ТЕКСТОВЫЙ БЛОК:
<<<<
В это время заметил я очень внимательный, пристальный и как всегда очень-очень сияющий взгляд (изумрудносапфировый) М. К. Морозовой, которой, наверное, рассказали уже, что на лекции – Блок; и теперь пробиралась она, улыбаяся, к нам в своем вечно сияющем платье, слегка наклонив набок голову, крупная и такая хорошая; я представил ей Блока, которого так хорошо она знала уже по рассказам моим, по стихам; и – любила; А. А. с прежней светскостью, в нем проступавшей сквозь вовсе не светский, дорожный, чуть трепанный вид, поцеловал ее руку; и, стоя, выслушивал, улыбаяся и опуская глаза вниз, как будто он пристально вглядывался в кончик носа своего (я опять в нем узнал этот жест, мной подмеченный в первые встречи; и – радовался: все милые, позабытые вновь восставшие жесты)… <…>»
>>>>
Записи элементов с рамками
<<<<
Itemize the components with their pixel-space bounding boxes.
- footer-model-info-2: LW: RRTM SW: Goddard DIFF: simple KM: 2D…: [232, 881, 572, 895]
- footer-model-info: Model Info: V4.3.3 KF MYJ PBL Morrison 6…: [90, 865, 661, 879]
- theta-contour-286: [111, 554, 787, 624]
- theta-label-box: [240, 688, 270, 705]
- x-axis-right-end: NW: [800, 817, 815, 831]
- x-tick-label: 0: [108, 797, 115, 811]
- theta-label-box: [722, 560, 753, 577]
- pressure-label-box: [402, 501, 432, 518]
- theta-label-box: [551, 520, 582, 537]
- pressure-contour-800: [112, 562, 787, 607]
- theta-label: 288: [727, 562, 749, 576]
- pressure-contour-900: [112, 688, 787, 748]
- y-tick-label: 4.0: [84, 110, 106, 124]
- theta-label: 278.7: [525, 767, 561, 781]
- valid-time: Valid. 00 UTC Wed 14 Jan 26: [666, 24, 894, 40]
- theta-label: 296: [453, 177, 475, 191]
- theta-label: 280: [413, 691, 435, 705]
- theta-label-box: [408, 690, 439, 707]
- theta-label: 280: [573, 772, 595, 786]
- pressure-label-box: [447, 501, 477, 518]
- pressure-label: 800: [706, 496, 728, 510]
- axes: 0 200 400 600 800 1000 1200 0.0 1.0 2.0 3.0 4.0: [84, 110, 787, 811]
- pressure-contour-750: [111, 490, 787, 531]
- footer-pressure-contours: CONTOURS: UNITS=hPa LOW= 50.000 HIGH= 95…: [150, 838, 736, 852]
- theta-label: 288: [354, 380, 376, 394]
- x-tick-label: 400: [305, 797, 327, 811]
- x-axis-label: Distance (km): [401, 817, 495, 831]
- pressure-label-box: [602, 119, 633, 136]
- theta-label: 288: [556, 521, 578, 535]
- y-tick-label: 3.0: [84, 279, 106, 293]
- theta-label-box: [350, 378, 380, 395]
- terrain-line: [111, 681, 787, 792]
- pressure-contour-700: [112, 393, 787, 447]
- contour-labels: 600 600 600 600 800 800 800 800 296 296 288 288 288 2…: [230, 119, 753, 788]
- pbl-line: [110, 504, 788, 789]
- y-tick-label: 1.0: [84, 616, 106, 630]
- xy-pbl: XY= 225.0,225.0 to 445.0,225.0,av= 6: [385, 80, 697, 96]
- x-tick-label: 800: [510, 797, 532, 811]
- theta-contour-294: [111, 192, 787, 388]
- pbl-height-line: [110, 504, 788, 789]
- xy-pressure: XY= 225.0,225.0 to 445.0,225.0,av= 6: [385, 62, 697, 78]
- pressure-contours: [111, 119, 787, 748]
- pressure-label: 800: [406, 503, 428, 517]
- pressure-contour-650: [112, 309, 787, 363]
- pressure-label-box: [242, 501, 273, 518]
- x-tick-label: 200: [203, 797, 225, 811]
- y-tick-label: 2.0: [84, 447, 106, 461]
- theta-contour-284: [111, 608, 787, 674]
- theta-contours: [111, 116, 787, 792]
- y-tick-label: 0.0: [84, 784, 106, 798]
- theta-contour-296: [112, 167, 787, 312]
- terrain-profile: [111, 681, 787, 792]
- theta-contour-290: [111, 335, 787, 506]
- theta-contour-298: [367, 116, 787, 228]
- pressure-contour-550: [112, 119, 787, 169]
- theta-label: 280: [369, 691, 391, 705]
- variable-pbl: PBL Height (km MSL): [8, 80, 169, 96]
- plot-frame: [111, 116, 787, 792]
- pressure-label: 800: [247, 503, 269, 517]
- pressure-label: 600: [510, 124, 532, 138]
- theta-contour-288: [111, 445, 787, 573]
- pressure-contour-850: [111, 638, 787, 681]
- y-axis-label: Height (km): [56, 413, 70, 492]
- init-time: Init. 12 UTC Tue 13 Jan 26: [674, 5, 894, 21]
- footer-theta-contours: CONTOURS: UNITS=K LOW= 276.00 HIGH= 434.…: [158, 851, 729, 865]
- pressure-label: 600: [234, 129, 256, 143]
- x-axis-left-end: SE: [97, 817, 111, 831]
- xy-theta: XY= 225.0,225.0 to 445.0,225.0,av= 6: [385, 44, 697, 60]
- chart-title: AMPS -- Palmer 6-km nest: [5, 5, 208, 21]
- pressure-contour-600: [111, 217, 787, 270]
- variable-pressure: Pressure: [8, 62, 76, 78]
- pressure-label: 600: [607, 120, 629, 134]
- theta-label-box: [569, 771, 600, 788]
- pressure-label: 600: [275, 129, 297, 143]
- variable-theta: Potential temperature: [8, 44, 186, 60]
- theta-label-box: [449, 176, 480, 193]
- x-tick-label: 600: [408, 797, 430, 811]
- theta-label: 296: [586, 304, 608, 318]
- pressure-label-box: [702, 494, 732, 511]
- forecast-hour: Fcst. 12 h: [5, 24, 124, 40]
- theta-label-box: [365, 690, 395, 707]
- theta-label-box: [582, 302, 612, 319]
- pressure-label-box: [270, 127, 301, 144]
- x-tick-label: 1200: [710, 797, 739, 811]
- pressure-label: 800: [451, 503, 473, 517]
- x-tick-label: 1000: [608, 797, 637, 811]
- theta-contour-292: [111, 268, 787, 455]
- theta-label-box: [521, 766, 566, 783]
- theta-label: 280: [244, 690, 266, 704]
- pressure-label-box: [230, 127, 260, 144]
>>>>
ЗАДАНИЯ:
1 > Перечислите все прилагательные, которыми в тексте о встрече с Блоком описан взгляд М. К. Морозовой.
2 > Продолжите текст о встрече с Блоком сразу после его последней фразы.

ВЫПОЛНЕННЫЕ ЗАДАНИЯ:
1 >
- внимательный
- пристальный
- сияющий
- изумрудносапфировый

2 >
Но более всего в тот день каждого из присутствующих волновало известие о внезапном уходе из своего яснополянского дома Льва Толстого, о чем накануне сообщали не только все российские газеты, но и крупнейшие телеграфные агентства мира. Белый воспринял эту тревожную весть как личную трагедию. Казалось бы, совсем недавно он писал в стихах, посвященных великому старцу и обращенных к нему:

Ты – великан, годами смятый,
Кого когда-то зрел и я —
Ты вот бредешь от курной хаты,
Клюкою времени грозя.
Тебя стремит на склон горбатый
В поля простертая стезя.
Падешь ты, как мороз косматый,
На мыслей наших зеленя.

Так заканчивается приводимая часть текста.